─── DATASET EXCERPTS

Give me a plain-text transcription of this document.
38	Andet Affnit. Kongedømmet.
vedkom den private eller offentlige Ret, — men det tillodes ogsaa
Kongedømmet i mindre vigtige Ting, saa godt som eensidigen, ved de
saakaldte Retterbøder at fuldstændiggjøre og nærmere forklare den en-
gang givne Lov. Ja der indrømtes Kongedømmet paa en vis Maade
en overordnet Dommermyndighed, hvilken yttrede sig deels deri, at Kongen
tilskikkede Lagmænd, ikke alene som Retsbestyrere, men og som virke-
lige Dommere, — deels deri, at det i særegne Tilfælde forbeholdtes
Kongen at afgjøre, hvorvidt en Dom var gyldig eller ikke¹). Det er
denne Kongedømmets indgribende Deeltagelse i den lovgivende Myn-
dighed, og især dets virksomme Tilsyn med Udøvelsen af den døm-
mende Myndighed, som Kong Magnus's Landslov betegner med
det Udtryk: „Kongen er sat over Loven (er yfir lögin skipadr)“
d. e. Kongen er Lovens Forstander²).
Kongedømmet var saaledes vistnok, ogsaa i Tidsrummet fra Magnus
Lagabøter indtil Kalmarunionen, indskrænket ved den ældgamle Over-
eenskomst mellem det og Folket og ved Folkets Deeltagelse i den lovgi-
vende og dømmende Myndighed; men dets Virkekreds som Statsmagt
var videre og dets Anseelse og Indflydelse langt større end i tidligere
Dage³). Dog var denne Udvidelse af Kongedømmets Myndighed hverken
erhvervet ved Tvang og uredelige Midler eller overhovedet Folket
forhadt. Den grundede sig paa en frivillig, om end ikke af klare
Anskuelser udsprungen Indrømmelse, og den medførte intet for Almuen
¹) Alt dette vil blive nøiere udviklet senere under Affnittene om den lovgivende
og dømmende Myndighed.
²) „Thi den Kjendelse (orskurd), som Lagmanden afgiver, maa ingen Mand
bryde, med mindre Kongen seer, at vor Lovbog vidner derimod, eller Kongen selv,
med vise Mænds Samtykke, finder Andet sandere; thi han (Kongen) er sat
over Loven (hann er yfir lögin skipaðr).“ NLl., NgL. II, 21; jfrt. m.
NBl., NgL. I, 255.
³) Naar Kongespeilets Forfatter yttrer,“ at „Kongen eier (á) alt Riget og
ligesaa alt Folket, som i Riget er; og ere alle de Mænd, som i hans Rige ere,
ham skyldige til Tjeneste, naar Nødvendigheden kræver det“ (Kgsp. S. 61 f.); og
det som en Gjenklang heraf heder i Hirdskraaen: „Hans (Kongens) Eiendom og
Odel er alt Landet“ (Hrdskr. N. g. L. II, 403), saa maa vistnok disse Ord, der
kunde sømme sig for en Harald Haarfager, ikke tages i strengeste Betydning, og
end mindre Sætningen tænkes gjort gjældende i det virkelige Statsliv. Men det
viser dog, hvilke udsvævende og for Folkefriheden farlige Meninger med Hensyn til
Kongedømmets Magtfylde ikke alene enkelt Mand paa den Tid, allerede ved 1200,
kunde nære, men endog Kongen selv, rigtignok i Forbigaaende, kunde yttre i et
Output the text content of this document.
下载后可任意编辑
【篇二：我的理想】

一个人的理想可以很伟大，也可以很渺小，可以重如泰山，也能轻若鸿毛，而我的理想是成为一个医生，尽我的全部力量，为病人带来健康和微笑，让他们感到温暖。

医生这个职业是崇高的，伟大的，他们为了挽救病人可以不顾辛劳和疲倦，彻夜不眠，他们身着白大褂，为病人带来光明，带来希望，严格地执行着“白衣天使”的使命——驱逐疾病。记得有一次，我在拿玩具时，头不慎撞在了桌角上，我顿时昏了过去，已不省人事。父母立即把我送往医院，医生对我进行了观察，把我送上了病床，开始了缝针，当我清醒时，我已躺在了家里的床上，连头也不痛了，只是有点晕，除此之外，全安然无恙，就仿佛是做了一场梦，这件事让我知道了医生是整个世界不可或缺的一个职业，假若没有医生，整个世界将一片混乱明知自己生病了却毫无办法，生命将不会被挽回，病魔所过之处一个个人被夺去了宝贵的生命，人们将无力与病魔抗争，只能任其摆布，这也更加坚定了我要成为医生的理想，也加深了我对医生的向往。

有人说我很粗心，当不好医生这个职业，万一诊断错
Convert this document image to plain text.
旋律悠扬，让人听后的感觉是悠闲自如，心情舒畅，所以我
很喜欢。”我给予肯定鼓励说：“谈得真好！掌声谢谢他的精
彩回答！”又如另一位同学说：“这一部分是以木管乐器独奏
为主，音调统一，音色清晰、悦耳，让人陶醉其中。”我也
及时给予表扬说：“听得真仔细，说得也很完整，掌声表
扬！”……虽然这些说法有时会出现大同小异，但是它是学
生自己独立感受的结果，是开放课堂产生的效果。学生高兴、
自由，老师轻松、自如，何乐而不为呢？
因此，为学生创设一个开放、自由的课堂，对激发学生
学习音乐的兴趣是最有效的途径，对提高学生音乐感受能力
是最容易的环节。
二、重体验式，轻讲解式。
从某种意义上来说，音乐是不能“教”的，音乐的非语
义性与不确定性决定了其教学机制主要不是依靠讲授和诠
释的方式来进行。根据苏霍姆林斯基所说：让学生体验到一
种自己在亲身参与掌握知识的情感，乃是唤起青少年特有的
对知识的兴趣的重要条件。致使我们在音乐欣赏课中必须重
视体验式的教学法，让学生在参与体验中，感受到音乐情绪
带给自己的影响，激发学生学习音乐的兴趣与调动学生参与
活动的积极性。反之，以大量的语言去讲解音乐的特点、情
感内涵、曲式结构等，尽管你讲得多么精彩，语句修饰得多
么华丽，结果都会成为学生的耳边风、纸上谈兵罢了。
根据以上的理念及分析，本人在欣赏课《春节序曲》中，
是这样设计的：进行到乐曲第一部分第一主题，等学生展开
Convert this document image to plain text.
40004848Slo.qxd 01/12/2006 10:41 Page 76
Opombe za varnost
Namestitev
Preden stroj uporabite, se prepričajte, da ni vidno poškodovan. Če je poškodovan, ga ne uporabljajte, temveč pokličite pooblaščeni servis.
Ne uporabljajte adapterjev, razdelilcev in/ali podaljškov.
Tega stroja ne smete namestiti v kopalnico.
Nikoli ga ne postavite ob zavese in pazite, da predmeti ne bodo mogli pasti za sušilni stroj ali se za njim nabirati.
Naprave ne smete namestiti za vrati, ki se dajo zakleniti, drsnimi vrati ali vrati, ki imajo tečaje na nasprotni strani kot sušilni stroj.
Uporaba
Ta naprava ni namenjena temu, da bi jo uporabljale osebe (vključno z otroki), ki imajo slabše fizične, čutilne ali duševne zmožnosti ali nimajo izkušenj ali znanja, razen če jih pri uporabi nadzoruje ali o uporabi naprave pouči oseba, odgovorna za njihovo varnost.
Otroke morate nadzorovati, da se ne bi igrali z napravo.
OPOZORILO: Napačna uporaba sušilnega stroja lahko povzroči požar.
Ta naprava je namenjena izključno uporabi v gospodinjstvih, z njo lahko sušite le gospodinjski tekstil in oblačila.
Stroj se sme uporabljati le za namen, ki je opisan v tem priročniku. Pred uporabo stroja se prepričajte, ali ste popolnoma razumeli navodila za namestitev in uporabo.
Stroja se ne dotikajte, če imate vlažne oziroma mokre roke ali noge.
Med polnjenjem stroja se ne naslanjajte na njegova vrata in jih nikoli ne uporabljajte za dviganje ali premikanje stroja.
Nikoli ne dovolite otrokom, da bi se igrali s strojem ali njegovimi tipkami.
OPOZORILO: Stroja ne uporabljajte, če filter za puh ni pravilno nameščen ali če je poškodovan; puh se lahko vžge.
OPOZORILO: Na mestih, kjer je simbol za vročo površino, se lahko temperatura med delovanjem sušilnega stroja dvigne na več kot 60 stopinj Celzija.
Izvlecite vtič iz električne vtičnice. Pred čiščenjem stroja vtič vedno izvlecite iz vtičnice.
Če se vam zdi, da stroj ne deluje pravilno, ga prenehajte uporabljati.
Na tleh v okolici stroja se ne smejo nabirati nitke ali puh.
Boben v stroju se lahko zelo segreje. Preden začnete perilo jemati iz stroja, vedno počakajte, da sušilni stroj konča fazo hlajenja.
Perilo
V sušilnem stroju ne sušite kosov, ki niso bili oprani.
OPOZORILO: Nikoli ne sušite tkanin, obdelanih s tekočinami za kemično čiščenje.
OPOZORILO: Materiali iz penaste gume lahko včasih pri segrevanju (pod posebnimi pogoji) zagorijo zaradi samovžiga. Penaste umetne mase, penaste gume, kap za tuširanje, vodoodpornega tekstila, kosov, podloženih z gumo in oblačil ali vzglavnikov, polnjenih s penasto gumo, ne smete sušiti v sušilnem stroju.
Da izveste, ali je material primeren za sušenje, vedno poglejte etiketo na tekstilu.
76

──────

• [WHAT YOU HAVE TO DO] Copy every line that contains the string "dets".

• [WRITTEN RESPONSE]
dighed, og især dets virksomme Tilsyn med Udøvelsen af den døm-
vende og dømmende Myndighed; men dets Virkekreds som Statsmagt
var videre og dets Anseelse og Indflydelse langt større end i tidligere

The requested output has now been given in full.